Exercise 1: List every distinct date-time value that is written out in the Java date-parsing discussion, giving each one once.
Exercise 2: Print the part of the Java date-parsing discussion from "Here is how" up to and including "doing wrong here?", with no changes.

Reading passage:
== Segment start ==
Thu, 20 Aug 2020 13:30:16 +0000
Wed, 19 Aug 2020 15:28:47 GMT

Here is how I tried parsing these Strings:

Date pubDate = org.apache.commons.lang3.time.DateUtils.parseDate(dateString, 
    "EEE, dd MMM yyyy HH:mm:ss Z", "EEE, dd MMM yyyy HH:mm:ss zzz");

As far as I can tell this should work, but I am getting java.text.ParseException: Unable to parse the date: Wed, 19 Aug 2020 15:28:47 GMT exceptions for both those examples. What am I doing wrong here?

3

There are 3 best solutions below

0
On BEST ANSWER

Your format is built into java.time

Use DateTimeFormatter.RFC_1123_DATE_TIME; it works for both of your strings. It’s really the same format, only with the offset from UTC (or GMT) denoted differently. DateTimeFormatter is part of java.time, the modern Java date and time API. I recommend that you prefer java.time over Date and DateUtils, also because the Date class is poorly designed and long outdated.

    String s = "Thu, 20 Aug 2020 13:30:16 +0000";
    OffsetDateTime dt = OffsetDateTime.parse(s, DateTimeFormatter.RFC_1123_DATE_TIME);
    System.out.println(dt);

Output is:

2020-08-20T13:30:16Z

Let’s try with your other string example:

    String s = "Wed, 19 Aug 2020 15:28:47 GMT";

2020-08-19T15:28:47Z

Question: Doesn’t java.time require Android API level 26?
== Segment end ==
Data extract:
== Segment start ==
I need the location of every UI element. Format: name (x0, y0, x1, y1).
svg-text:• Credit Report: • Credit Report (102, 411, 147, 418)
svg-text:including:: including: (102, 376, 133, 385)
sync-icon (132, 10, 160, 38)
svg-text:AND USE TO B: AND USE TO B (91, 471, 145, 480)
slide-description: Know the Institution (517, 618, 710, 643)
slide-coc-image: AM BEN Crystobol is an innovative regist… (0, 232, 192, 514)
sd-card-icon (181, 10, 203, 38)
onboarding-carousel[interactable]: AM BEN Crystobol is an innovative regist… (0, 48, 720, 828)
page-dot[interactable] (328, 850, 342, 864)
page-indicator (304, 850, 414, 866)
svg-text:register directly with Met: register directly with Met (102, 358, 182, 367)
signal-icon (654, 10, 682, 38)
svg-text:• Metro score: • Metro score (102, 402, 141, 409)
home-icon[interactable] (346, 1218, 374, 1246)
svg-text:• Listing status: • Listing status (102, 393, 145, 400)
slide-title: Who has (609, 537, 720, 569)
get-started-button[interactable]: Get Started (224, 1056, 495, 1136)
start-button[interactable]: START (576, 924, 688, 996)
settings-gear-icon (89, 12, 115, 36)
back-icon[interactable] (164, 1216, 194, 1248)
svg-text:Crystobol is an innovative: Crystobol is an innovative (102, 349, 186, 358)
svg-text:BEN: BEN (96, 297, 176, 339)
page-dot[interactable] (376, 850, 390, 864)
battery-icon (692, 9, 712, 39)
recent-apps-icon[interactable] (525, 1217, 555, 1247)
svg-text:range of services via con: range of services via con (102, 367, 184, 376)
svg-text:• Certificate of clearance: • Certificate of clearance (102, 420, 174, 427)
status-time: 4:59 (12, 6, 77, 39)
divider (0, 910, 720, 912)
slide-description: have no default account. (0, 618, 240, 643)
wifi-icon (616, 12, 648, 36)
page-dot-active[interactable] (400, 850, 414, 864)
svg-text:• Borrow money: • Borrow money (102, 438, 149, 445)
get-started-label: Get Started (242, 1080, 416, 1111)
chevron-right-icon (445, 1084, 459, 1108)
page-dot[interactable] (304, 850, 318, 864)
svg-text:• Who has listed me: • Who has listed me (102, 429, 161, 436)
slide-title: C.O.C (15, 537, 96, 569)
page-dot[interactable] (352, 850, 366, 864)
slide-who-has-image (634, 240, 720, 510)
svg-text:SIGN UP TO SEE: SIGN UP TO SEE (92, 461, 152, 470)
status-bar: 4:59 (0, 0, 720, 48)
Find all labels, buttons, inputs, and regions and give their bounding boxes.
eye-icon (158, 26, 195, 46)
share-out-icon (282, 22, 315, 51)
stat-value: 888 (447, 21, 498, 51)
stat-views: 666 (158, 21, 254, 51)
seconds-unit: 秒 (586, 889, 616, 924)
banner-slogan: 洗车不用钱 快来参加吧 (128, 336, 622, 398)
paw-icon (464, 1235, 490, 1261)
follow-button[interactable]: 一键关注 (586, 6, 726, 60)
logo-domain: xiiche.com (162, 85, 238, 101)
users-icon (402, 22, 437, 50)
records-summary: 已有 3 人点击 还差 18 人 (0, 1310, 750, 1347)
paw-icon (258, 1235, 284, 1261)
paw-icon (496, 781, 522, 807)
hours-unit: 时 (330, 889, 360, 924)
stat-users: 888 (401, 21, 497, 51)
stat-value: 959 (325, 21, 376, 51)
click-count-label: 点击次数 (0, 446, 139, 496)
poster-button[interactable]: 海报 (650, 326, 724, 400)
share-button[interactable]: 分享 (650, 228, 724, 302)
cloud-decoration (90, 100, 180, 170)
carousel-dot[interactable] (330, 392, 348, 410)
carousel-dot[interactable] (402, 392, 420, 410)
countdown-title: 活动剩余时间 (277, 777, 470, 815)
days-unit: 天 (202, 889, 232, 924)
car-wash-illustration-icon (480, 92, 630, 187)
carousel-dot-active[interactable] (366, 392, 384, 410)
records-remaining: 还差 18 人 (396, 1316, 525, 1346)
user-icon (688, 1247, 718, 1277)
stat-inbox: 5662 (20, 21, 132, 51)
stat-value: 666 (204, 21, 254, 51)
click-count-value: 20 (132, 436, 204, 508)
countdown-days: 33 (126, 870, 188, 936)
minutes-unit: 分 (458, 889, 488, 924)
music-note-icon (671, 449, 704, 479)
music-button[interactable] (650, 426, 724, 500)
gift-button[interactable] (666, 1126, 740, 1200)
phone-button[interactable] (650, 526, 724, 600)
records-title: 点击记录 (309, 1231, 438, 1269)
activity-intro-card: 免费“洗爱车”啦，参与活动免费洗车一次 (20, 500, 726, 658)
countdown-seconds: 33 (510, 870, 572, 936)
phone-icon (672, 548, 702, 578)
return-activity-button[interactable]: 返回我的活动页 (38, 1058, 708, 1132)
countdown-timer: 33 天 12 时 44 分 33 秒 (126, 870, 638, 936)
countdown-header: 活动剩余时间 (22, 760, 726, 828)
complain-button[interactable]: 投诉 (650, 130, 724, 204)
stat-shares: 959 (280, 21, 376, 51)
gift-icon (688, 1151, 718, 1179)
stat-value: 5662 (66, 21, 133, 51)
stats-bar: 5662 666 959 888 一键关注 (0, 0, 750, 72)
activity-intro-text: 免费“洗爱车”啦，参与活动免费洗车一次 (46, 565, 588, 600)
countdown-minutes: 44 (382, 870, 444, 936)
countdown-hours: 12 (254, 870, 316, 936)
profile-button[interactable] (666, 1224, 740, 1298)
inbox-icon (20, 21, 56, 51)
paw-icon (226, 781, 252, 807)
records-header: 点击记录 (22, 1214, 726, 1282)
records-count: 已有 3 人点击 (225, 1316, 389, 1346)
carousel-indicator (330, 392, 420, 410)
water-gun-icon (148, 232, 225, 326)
== Segment end ==
Exercise output 1:
- Thu, 20 Aug 2020 13:30:16 +0000
- Wed, 19 Aug 2020 15:28:47 GMT
- 2020-08-20T13:30:16Z
- 2020-08-19T15:28:47Z

Exercise output 2:
Here is how I tried parsing these Strings:

Date pubDate = org.apache.commons.lang3.time.DateUtils.parseDate(dateString, 
    "EEE, dd MMM yyyy HH:mm:ss Z", "EEE, dd MMM yyyy HH:mm:ss zzz");

As far as I can tell this should work, but I am getting java.text.ParseException: Unable to parse the date: Wed, 19 Aug 2020 15:28:47 GMT exceptions for both those examples. What am I doing wrong here?